§ **TASK INSTRUCTIONS**
Below is some material; transcribe all of it exactly.

§ **THE RECORDS**
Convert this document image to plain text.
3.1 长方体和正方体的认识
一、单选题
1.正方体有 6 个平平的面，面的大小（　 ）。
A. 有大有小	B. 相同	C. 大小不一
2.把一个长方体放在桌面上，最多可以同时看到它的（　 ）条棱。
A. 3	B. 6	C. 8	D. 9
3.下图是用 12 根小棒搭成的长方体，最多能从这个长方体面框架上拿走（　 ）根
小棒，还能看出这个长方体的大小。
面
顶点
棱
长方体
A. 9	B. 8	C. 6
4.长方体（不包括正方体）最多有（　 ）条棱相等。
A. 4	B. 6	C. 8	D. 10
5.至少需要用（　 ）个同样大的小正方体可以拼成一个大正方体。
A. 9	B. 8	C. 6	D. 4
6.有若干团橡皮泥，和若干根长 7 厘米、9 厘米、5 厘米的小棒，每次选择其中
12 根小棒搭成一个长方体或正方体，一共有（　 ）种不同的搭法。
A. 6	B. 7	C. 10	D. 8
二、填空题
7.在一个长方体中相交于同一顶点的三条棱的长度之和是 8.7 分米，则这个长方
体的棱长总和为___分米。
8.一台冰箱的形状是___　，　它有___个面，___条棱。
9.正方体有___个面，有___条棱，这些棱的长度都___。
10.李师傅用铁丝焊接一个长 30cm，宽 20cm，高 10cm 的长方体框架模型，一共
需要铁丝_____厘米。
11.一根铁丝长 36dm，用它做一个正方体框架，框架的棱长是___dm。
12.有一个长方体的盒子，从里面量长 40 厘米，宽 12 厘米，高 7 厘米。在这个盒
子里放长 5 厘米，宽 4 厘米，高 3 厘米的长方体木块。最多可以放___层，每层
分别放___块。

§ **COMPLETE ANSWER**
Convert this document image to plain text.
3.1 长方体和正方体的认识
一、单选题
1.正方体有 6 个平平的面，面的大小（　 ）。
A. 有大有小	B. 相同	C. 大小不一
2.把一个长方体放在桌面上，最多可以同时看到它的（　 ）条棱。
A. 3	B. 6	C. 8	D. 9
3.下图是用 12 根小棒搭成的长方体，最多能从这个长方体面框架上拿走（　 ）根
小棒，还能看出这个长方体的大小。
面
顶点
棱
长方体
A. 9	B. 8	C. 6
4.长方体（不包括正方体）最多有（　 ）条棱相等。
A. 4	B. 6	C. 8	D. 10
5.至少需要用（　 ）个同样大的小正方体可以拼成一个大正方体。
A. 9	B. 8	C. 6	D. 4
6.有若干团橡皮泥，和若干根长 7 厘米、9 厘米、5 厘米的小棒，每次选择其中
12 根小棒搭成一个长方体或正方体，一共有（　 ）种不同的搭法。
A. 6	B. 7	C. 10	D. 8
二、填空题
7.在一个长方体中相交于同一顶点的三条棱的长度之和是 8.7 分米，则这个长方
体的棱长总和为___分米。
8.一台冰箱的形状是___　，　它有___个面，___条棱。
9.正方体有___个面，有___条棱，这些棱的长度都___。
10.李师傅用铁丝焊接一个长 30cm，宽 20cm，高 10cm 的长方体框架模型，一共
需要铁丝_____厘米。
11.一根铁丝长 36dm，用它做一个正方体框架，框架的棱长是___dm。
12.有一个长方体的盒子，从里面量长 40 厘米，宽 12 厘米，高 7 厘米。在这个盒
子里放长 5 厘米，宽 4 厘米，高 3 厘米的长方体木块。最多可以放___层，每层
分别放___块。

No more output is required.